§ **Exercise aim**: Repeat the listing in full, exactly as it stands.

§ **Records for this task**:
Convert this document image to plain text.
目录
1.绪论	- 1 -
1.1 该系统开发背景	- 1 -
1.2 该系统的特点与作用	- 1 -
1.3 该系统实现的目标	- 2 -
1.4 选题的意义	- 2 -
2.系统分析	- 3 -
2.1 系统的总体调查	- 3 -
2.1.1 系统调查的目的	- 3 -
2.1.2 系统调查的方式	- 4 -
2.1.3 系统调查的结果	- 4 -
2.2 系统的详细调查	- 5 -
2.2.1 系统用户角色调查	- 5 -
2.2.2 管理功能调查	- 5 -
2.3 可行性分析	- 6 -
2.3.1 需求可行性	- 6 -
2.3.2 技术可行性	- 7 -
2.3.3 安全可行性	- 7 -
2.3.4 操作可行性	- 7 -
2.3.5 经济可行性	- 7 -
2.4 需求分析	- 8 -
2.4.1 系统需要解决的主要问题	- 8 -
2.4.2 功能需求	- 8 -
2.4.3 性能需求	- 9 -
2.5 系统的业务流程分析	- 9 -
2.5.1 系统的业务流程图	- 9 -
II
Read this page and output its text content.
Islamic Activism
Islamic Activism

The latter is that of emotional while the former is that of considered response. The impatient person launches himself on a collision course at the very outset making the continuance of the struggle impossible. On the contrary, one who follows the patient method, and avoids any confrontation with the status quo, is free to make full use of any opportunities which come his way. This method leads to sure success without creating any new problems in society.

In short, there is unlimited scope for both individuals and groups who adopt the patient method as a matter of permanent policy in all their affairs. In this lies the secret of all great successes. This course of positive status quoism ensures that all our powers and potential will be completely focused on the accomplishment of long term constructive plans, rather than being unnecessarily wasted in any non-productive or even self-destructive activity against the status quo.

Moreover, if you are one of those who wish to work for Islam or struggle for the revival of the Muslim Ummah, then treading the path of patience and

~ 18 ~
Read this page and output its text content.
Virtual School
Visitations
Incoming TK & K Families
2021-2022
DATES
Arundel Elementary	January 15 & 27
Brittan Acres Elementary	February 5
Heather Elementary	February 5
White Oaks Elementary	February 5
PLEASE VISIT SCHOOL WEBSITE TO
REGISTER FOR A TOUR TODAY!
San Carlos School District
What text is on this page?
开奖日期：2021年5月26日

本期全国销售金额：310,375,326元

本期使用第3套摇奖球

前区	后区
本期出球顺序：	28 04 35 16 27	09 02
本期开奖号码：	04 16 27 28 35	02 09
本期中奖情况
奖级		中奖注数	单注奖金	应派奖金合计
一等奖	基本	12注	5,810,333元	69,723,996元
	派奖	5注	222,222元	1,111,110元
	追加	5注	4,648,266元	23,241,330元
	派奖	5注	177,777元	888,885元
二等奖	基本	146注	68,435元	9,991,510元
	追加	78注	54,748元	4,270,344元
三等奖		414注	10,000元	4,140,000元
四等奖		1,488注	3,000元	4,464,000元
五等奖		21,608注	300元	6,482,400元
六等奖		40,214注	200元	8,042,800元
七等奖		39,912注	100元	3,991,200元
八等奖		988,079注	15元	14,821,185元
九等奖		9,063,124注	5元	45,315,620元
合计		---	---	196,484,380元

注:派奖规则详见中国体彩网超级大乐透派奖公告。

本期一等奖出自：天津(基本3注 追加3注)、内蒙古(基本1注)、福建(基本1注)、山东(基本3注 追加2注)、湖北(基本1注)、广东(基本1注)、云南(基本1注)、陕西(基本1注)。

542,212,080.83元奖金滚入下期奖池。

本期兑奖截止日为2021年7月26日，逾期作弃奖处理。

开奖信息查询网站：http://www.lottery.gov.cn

§ **Full response**:
Convert this document image to plain text.
目录
1.绪论	- 1 -
1.1 该系统开发背景	- 1 -
1.2 该系统的特点与作用	- 1 -
1.3 该系统实现的目标	- 2 -
1.4 选题的意义	- 2 -
2.系统分析	- 3 -
2.1 系统的总体调查	- 3 -
2.1.1 系统调查的目的	- 3 -
2.1.2 系统调查的方式	- 4 -
2.1.3 系统调查的结果	- 4 -
2.2 系统的详细调查	- 5 -
2.2.1 系统用户角色调查	- 5 -
2.2.2 管理功能调查	- 5 -
2.3 可行性分析	- 6 -
2.3.1 需求可行性	- 6 -
2.3.2 技术可行性	- 7 -
2.3.3 安全可行性	- 7 -
2.3.4 操作可行性	- 7 -
2.3.5 经济可行性	- 7 -
2.4 需求分析	- 8 -
2.4.1 系统需要解决的主要问题	- 8 -
2.4.2 功能需求	- 8 -
2.4.3 性能需求	- 9 -
2.5 系统的业务流程分析	- 9 -
2.5.1 系统的业务流程图	- 9 -
II
Read this page and output its text content.
Islamic Activism
Islamic Activism

The latter is that of emotional while the former is that of considered response. The impatient person launches himself on a collision course at the very outset making the continuance of the struggle impossible. On the contrary, one who follows the patient method, and avoids any confrontation with the status quo, is free to make full use of any opportunities which come his way. This method leads to sure success without creating any new problems in society.

In short, there is unlimited scope for both individuals and groups who adopt the patient method as a matter of permanent policy in all their affairs. In this lies the secret of all great successes. This course of positive status quoism ensures that all our powers and potential will be completely focused on the accomplishment of long term constructive plans, rather than being unnecessarily wasted in any non-productive or even self-destructive activity against the status quo.

Moreover, if you are one of those who wish to work for Islam or struggle for the revival of the Muslim Ummah, then treading the path of patience and

~ 18 ~
Read this page and output its text content.
Virtual School
Visitations
Incoming TK & K Families
2021-2022
DATES
Arundel Elementary	January 15 & 27
Brittan Acres Elementary	February 5
Heather Elementary	February 5
White Oaks Elementary	February 5
PLEASE VISIT SCHOOL WEBSITE TO
REGISTER FOR A TOUR TODAY!
San Carlos School District
What text is on this page?
开奖日期：2021年5月26日

本期全国销售金额：310,375,326元

本期使用第3套摇奖球

前区	后区
本期出球顺序：	28 04 35 16 27	09 02
本期开奖号码：	04 16 27 28 35	02 09
本期中奖情况
奖级		中奖注数	单注奖金	应派奖金合计
一等奖	基本	12注	5,810,333元	69,723,996元
	派奖	5注	222,222元	1,111,110元
	追加	5注	4,648,266元	23,241,330元
	派奖	5注	177,777元	888,885元
二等奖	基本	146注	68,435元	9,991,510元
	追加	78注	54,748元	4,270,344元
三等奖		414注	10,000元	4,140,000元
四等奖		1,488注	3,000元	4,464,000元
五等奖		21,608注	300元	6,482,400元
六等奖		40,214注	200元	8,042,800元
七等奖		39,912注	100元	3,991,200元
八等奖		988,079注	15元	14,821,185元
九等奖		9,063,124注	5元	45,315,620元
合计		---	---	196,484,380元

注:派奖规则详见中国体彩网超级大乐透派奖公告。

本期一等奖出自：天津(基本3注 追加3注)、内蒙古(基本1注)、福建(基本1注)、山东(基本3注 追加2注)、湖北(基本1注)、广东(基本1注)、云南(基本1注)、陕西(基本1注)。

542,212,080.83元奖金滚入下期奖池。

本期兑奖截止日为2021年7月26日，逾期作弃奖处理。

开奖信息查询网站：http://www.lottery.gov.cn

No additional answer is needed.